[Stored records]
§

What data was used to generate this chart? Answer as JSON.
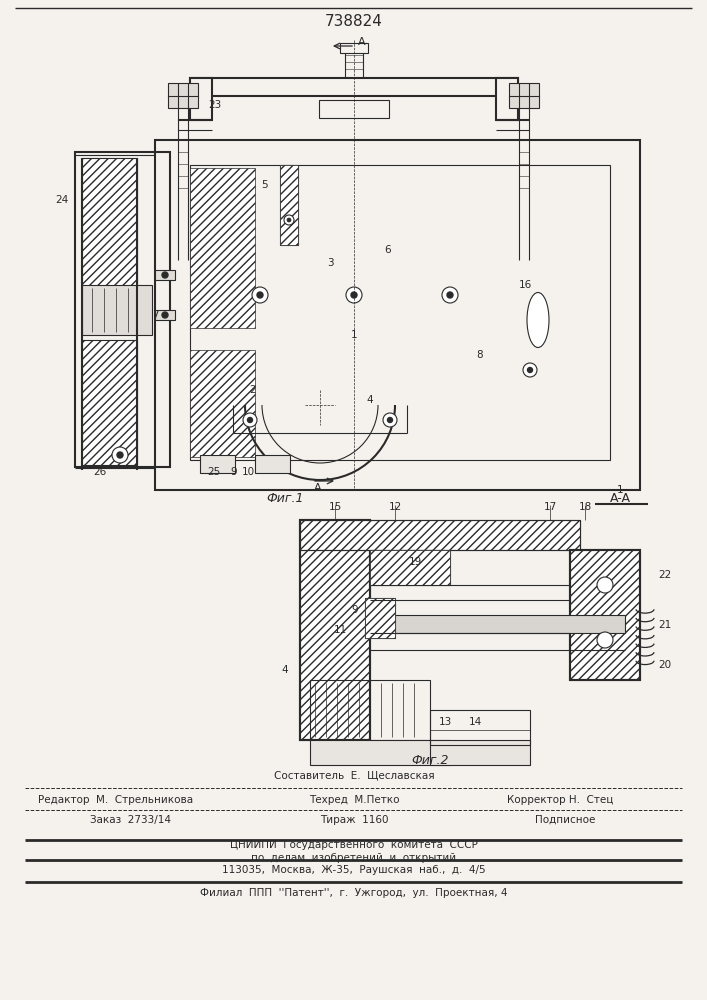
{
  "patent_number": "738824",
  "bg_color": "#f5f2ee",
  "lc": "#2a2a2a",
  "fig1_caption": "Фиг.1",
  "fig2_caption": "Фиг.2",
  "footer_line1_left": "Редактор  М.  Стрельникова",
  "footer_line1_center": "Техред  М.Петко",
  "footer_line1_right": "Корректор Н.  Стец",
  "footer_line0_center": "Составитель  Е.  Щеславская",
  "footer_line2_left": "Заказ  2733/14",
  "footer_line2_center": "Тираж  1160",
  "footer_line2_right": "Подписное",
  "footer_line3": "ЦНИИПИ  Государственного  комитета  СССР",
  "footer_line4": "по  делам  изобретений  и  открытий",
  "footer_line5": "113035,  Москва,  Ж-35,  Раушская  наб.,  д.  4/5",
  "footer_line6": "Филиал  ППП  ''Патент'',  г.  Ужгород,  ул.  Проектная, 4"
}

§

*Required work*. Transcribe the material as is, with images omitted.

*Solution to the problem*.
What data was used to generate this chart? Answer as JSON.
{
  "patent_number": "738824",
  "bg_color": "#f5f2ee",
  "lc": "#2a2a2a",
  "fig1_caption": "Фиг.1",
  "fig2_caption": "Фиг.2",
  "footer_line1_left": "Редактор  М.  Стрельникова",
  "footer_line1_center": "Техред  М.Петко",
  "footer_line1_right": "Корректор Н.  Стец",
  "footer_line0_center": "Составитель  Е.  Щеславская",
  "footer_line2_left": "Заказ  2733/14",
  "footer_line2_center": "Тираж  1160",
  "footer_line2_right": "Подписное",
  "footer_line3": "ЦНИИПИ  Государственного  комитета  СССР",
  "footer_line4": "по  делам  изобретений  и  открытий",
  "footer_line5": "113035,  Москва,  Ж-35,  Раушская  наб.,  д.  4/5",
  "footer_line6": "Филиал  ППП  ''Патент'',  г.  Ужгород,  ул.  Проектная, 4"
}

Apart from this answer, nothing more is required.